Supplied data:

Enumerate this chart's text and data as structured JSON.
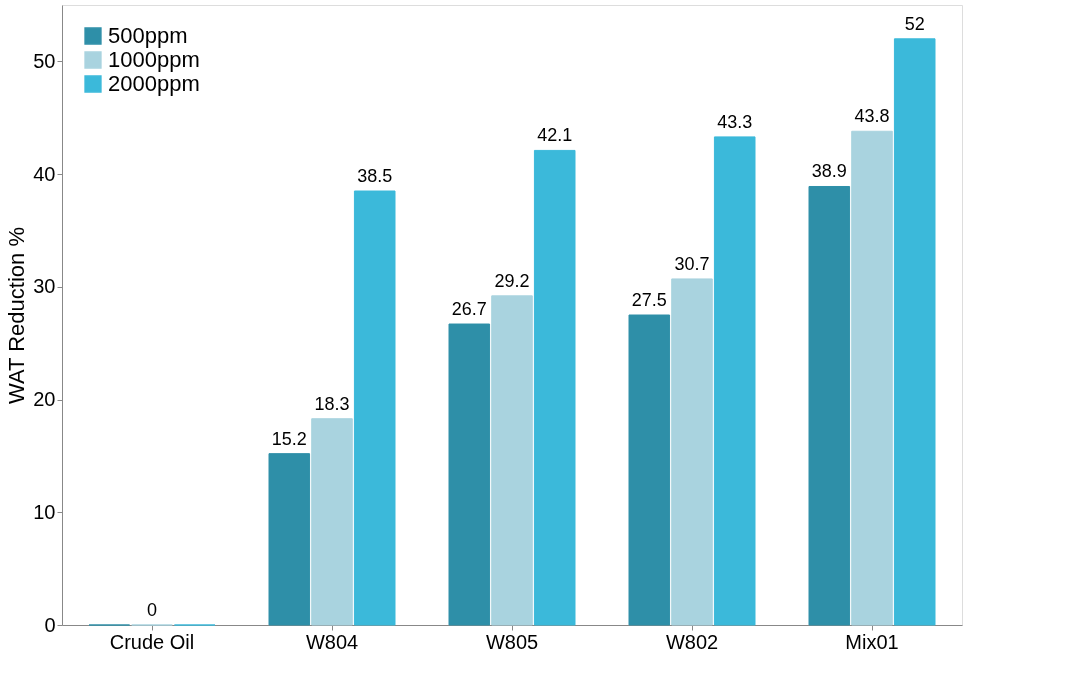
{
  "chart_data": {
    "type": "bar",
    "ylabel": "WAT Reduction %",
    "categories": [
      "Crude Oil",
      "W804",
      "W805",
      "W802",
      "Mix01"
    ],
    "series": [
      {
        "name": "500ppm",
        "color": "#2e8fa8",
        "values": [
          0,
          15.2,
          26.7,
          27.5,
          38.9
        ],
        "value_labels": [
          null,
          "15.2",
          "26.7",
          "27.5",
          "38.9"
        ]
      },
      {
        "name": "1000ppm",
        "color": "#a9d3df",
        "values": [
          0,
          18.3,
          29.2,
          30.7,
          43.8
        ],
        "value_labels": [
          "0",
          "18.3",
          "29.2",
          "30.7",
          "43.8"
        ]
      },
      {
        "name": "2000ppm",
        "color": "#3bb9da",
        "values": [
          0,
          38.5,
          42.1,
          43.3,
          52
        ],
        "value_labels": [
          null,
          "38.5",
          "42.1",
          "43.3",
          "52"
        ]
      }
    ],
    "ylim": [
      0,
      55
    ],
    "yticks": [
      0,
      10,
      20,
      30,
      40,
      50
    ],
    "grid": false,
    "legend": "top left"
  }
}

Work to do:
Copy, from the material above, each line in which the string "name" occurs.

Result:
        "name": "500ppm",
        "name": "1000ppm",
        "name": "2000ppm",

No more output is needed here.